### WHAT YOU HAVE TO DO
Could you turn every line of the data below into a numbered list, leaving out blank lines and the pictures?

[Layout annotation records]
■ ■ ■
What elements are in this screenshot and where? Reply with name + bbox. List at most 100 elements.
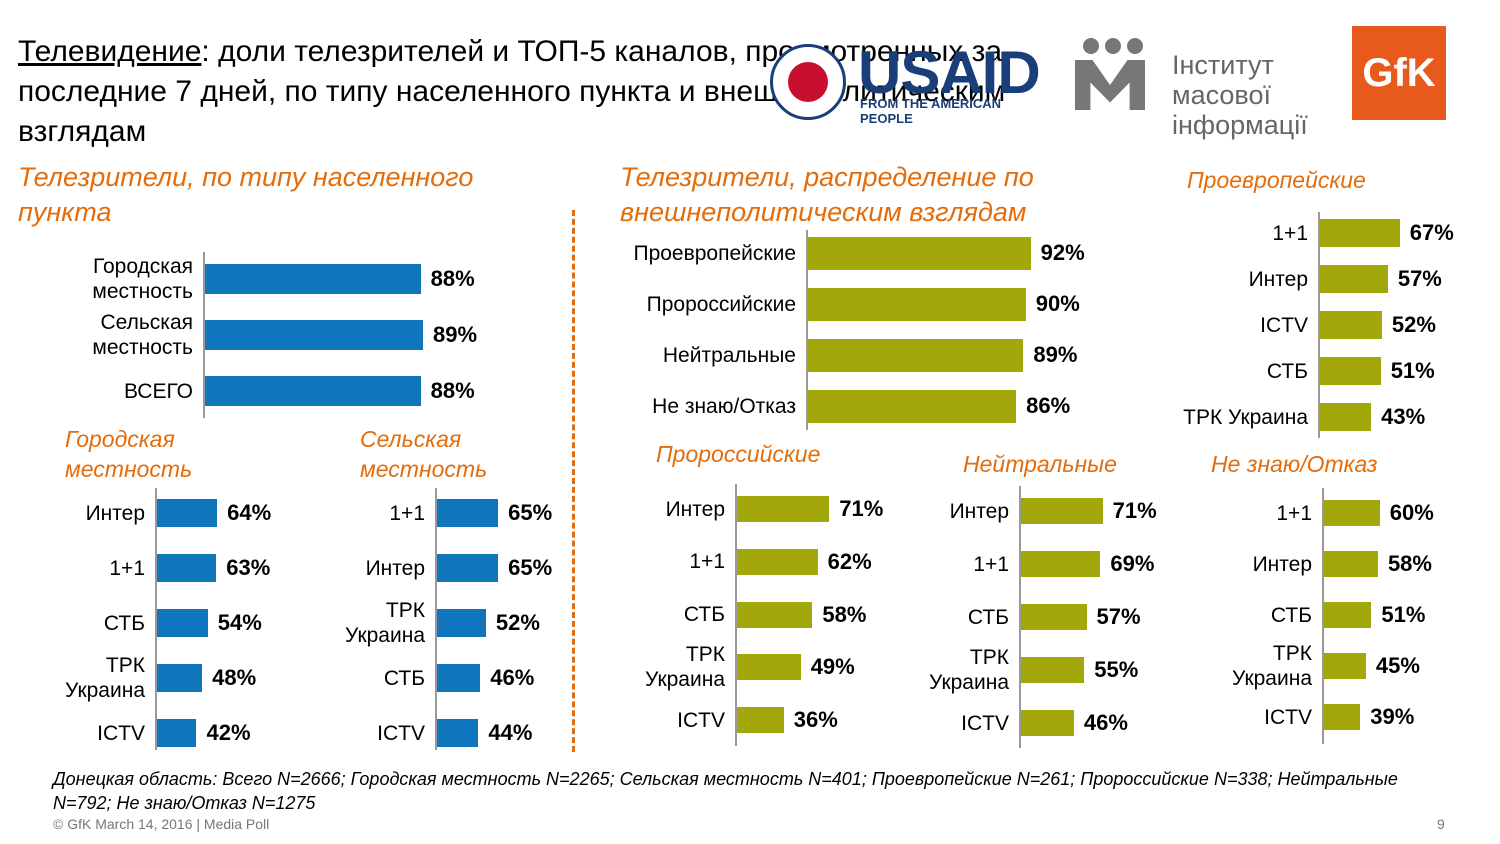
category-label: ICTV <box>97 721 145 745</box>
bar <box>1320 311 1382 339</box>
category-label: СТБ <box>1270 603 1312 627</box>
value-label: 45% <box>1375 653 1420 678</box>
category-label: Интер <box>85 501 145 525</box>
value-label: 52% <box>495 610 540 635</box>
axis-line <box>806 230 808 430</box>
bar <box>1324 551 1378 577</box>
bar <box>1320 219 1400 247</box>
bar <box>205 376 421 406</box>
usaid-seal-inner <box>788 62 828 102</box>
chart-title: Телезрители, распределение по внешнеполи… <box>620 162 1034 228</box>
value-label: 54% <box>217 610 262 635</box>
category-label: ТРК Украина <box>929 646 1009 694</box>
category-label: ICTV <box>377 721 425 745</box>
imi-dot <box>1105 38 1121 54</box>
axis-line <box>1322 488 1324 744</box>
value-label: 58% <box>1387 551 1432 576</box>
category-label: ICTV <box>961 711 1009 735</box>
category-label: Не знаю/Отказ <box>652 394 796 418</box>
footnote: Донецкая область: Всего N=2666; Городска… <box>53 769 1398 813</box>
axis-line <box>1318 212 1320 438</box>
category-label: СТБ <box>103 611 145 635</box>
axis-line <box>735 484 737 746</box>
value-label: 71% <box>1112 498 1157 523</box>
bar <box>737 707 784 733</box>
value-label: 62% <box>827 548 872 574</box>
bar <box>1021 657 1085 683</box>
value-label: 92% <box>1040 240 1085 265</box>
bar <box>1324 602 1372 628</box>
value-label: 49% <box>810 654 855 680</box>
value-label: 39% <box>1370 704 1415 729</box>
value-label: 36% <box>793 707 838 732</box>
value-label: 69% <box>1110 551 1155 576</box>
category-label: Городская местность <box>92 255 193 303</box>
value-label: 89% <box>433 322 478 347</box>
value-label: 57% <box>1096 604 1141 629</box>
category-label: Пророссийские <box>646 292 796 316</box>
bar <box>205 264 421 294</box>
bar <box>1021 498 1103 524</box>
value-label: 52% <box>1391 312 1436 337</box>
bar <box>737 496 830 522</box>
imi-dot <box>1127 38 1143 54</box>
value-label: 42% <box>206 720 251 745</box>
imi-m <box>1075 60 1145 110</box>
bar <box>437 664 481 692</box>
bar <box>1324 653 1366 679</box>
category-label: ICTV <box>677 708 725 732</box>
value-label: 89% <box>1033 342 1078 367</box>
page-number: 9 <box>1437 816 1445 832</box>
bar <box>1021 551 1101 577</box>
value-label: 90% <box>1035 291 1080 316</box>
bar <box>1320 403 1372 431</box>
category-label: ТРК Украина <box>1183 405 1308 429</box>
copyright: © GfK March 14, 2016 | Media Poll <box>53 816 270 832</box>
category-label: 1+1 <box>973 552 1009 576</box>
category-label: Сельская местность <box>92 311 193 359</box>
imi-name: Інститут масової інформації <box>1172 50 1308 140</box>
category-label: ВСЕГО <box>123 379 193 403</box>
value-label: 65% <box>508 500 553 525</box>
bar <box>1320 265 1388 293</box>
value-label: 51% <box>1381 602 1426 627</box>
bar <box>157 554 217 582</box>
value-label: 88% <box>430 378 475 403</box>
category-label: 1+1 <box>1276 501 1312 525</box>
value-label: 51% <box>1390 358 1435 383</box>
bar <box>157 499 218 527</box>
gfk-logo: GfK <box>1352 26 1446 120</box>
divider <box>572 210 575 752</box>
value-label: 46% <box>490 665 535 690</box>
category-label: ТРК Украина <box>645 643 725 692</box>
usaid-logo: USAID FROM THE AMERICAN PEOPLE <box>770 39 1055 126</box>
category-label: Интер <box>1248 267 1308 291</box>
chart-title: Пророссийские <box>656 441 821 467</box>
category-label: Интер <box>949 499 1009 523</box>
imi-dot <box>1083 38 1099 54</box>
category-label: СТБ <box>967 605 1009 629</box>
bar <box>1021 710 1074 736</box>
category-label: 1+1 <box>1272 221 1308 245</box>
bar <box>808 338 1024 372</box>
bar <box>157 664 203 692</box>
category-label: Интер <box>365 556 425 580</box>
value-label: 48% <box>212 665 257 690</box>
bar <box>437 609 486 637</box>
value-label: 58% <box>822 601 867 627</box>
bar <box>808 236 1031 270</box>
value-label: 65% <box>508 555 553 580</box>
chart-title: Сельская местность <box>360 426 488 482</box>
category-label: Проевропейские <box>633 241 796 265</box>
value-label: 63% <box>226 555 271 580</box>
bar <box>437 719 479 747</box>
bar <box>157 719 197 747</box>
value-label: 46% <box>1083 710 1128 735</box>
bar <box>1021 604 1087 630</box>
chart-title: Городская местность <box>65 426 193 482</box>
bar <box>205 320 424 350</box>
chart-title: Не знаю/Отказ <box>1211 451 1378 477</box>
bar <box>437 499 499 527</box>
value-label: 43% <box>1381 404 1426 429</box>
■ ■ ■
### RESPONSE
1. What elements are in this screenshot and where? Reply with name + bbox. List at most 100 elements.
2. category-label: ICTV <box>97 721 145 745</box>
3. bar <box>1320 311 1382 339</box>
4. category-label: СТБ <box>1270 603 1312 627</box>
5. value-label: 45% <box>1375 653 1420 678</box>
6. category-label: Интер <box>85 501 145 525</box>
7. value-label: 52% <box>495 610 540 635</box>
8. axis-line <box>806 230 808 430</box>
9. bar <box>1324 551 1378 577</box>
10. bar <box>1320 219 1400 247</box>
11. bar <box>205 376 421 406</box>
12. usaid-seal-inner <box>788 62 828 102</box>
13. chart-title: Телезрители, распределение по внешнеполи… <box>620 162 1034 228</box>
14. value-label: 54% <box>217 610 262 635</box>
15. category-label: ТРК Украина <box>929 646 1009 694</box>
16. category-label: ICTV <box>377 721 425 745</box>
17. imi-dot <box>1105 38 1121 54</box>
18. axis-line <box>1322 488 1324 744</box>
19. value-label: 58% <box>1387 551 1432 576</box>
20. category-label: ICTV <box>961 711 1009 735</box>
21. category-label: Не знаю/Отказ <box>652 394 796 418</box>
22. footnote: Донецкая область: Всего N=2666; Городска… <box>53 769 1398 813</box>
23. axis-line <box>1318 212 1320 438</box>
24. category-label: СТБ <box>103 611 145 635</box>
25. axis-line <box>735 484 737 746</box>
26. value-label: 71% <box>1112 498 1157 523</box>
27. bar <box>737 707 784 733</box>
28. value-label: 62% <box>827 548 872 574</box>
29. bar <box>1021 657 1085 683</box>
30. value-label: 92% <box>1040 240 1085 265</box>
31. bar <box>1324 602 1372 628</box>
32. value-label: 49% <box>810 654 855 680</box>
33. value-label: 39% <box>1370 704 1415 729</box>
34. value-label: 36% <box>793 707 838 732</box>
35. value-label: 69% <box>1110 551 1155 576</box>
36. category-label: Городская местность <box>92 255 193 303</box>
37. value-label: 89% <box>433 322 478 347</box>
38. value-label: 57% <box>1096 604 1141 629</box>
39. category-label: Пророссийские <box>646 292 796 316</box>
40. bar <box>205 264 421 294</box>
41. bar <box>1021 498 1103 524</box>
42. value-label: 52% <box>1391 312 1436 337</box>
43. bar <box>737 496 830 522</box>
44. imi-dot <box>1127 38 1143 54</box>
45. value-label: 42% <box>206 720 251 745</box>
46. imi-m <box>1075 60 1145 110</box>
47. bar <box>437 664 481 692</box>
48. bar <box>1324 653 1366 679</box>
49. category-label: ICTV <box>677 708 725 732</box>
50. value-label: 89% <box>1033 342 1078 367</box>
51. page-number: 9 <box>1437 816 1445 832</box>
52. bar <box>1021 551 1101 577</box>
53. value-label: 90% <box>1035 291 1080 316</box>
54. bar <box>1320 403 1372 431</box>
55. category-label: ТРК Украина <box>1183 405 1308 429</box>
56. copyright: © GfK March 14, 2016 | Media Poll <box>53 816 270 832</box>
57. category-label: 1+1 <box>973 552 1009 576</box>
58. category-label: Сельская местность <box>92 311 193 359</box>
59. imi-name: Інститут масової інформації <box>1172 50 1308 140</box>
60. category-label: ВСЕГО <box>123 379 193 403</box>
61. value-label: 65% <box>508 500 553 525</box>
62. bar <box>1320 265 1388 293</box>
63. value-label: 51% <box>1381 602 1426 627</box>
64. bar <box>157 554 217 582</box>
65. value-label: 88% <box>430 378 475 403</box>
66. category-label: 1+1 <box>1276 501 1312 525</box>
67. value-label: 51% <box>1390 358 1435 383</box>
68. bar <box>157 499 218 527</box>
69. gfk-logo: GfK <box>1352 26 1446 120</box>
70. divider <box>572 210 575 752</box>
71. value-label: 46% <box>490 665 535 690</box>
72. category-label: ТРК Украина <box>645 643 725 692</box>
73. usaid-logo: USAID FROM THE AMERICAN PEOPLE <box>770 39 1055 126</box>
74. category-label: Интер <box>1248 267 1308 291</box>
75. chart-title: Пророссийские <box>656 441 821 467</box>
76. category-label: Интер <box>949 499 1009 523</box>
77. imi-dot <box>1083 38 1099 54</box>
78. category-label: СТБ <box>967 605 1009 629</box>
79. bar <box>1021 710 1074 736</box>
80. category-label: 1+1 <box>1272 221 1308 245</box>
81. bar <box>808 338 1024 372</box>
82. bar <box>157 664 203 692</box>
83. category-label: Интер <box>365 556 425 580</box>
84. value-label: 48% <box>212 665 257 690</box>
85. bar <box>437 609 486 637</box>
86. value-label: 58% <box>822 601 867 627</box>
87. bar <box>808 236 1031 270</box>
88. value-label: 65% <box>508 555 553 580</box>
89. chart-title: Сельская местность <box>360 426 488 482</box>
90. category-label: Проевропейские <box>633 241 796 265</box>
91. value-label: 63% <box>226 555 271 580</box>
92. bar <box>437 719 479 747</box>
93. bar <box>157 719 197 747</box>
94. value-label: 46% <box>1083 710 1128 735</box>
95. bar <box>1021 604 1087 630</box>
96. chart-title: Городская местность <box>65 426 193 482</box>
97. bar <box>205 320 424 350</box>
98. chart-title: Не знаю/Отказ <box>1211 451 1378 477</box>
99. bar <box>437 499 499 527</box>
100. value-label: 43% <box>1381 404 1426 429</box>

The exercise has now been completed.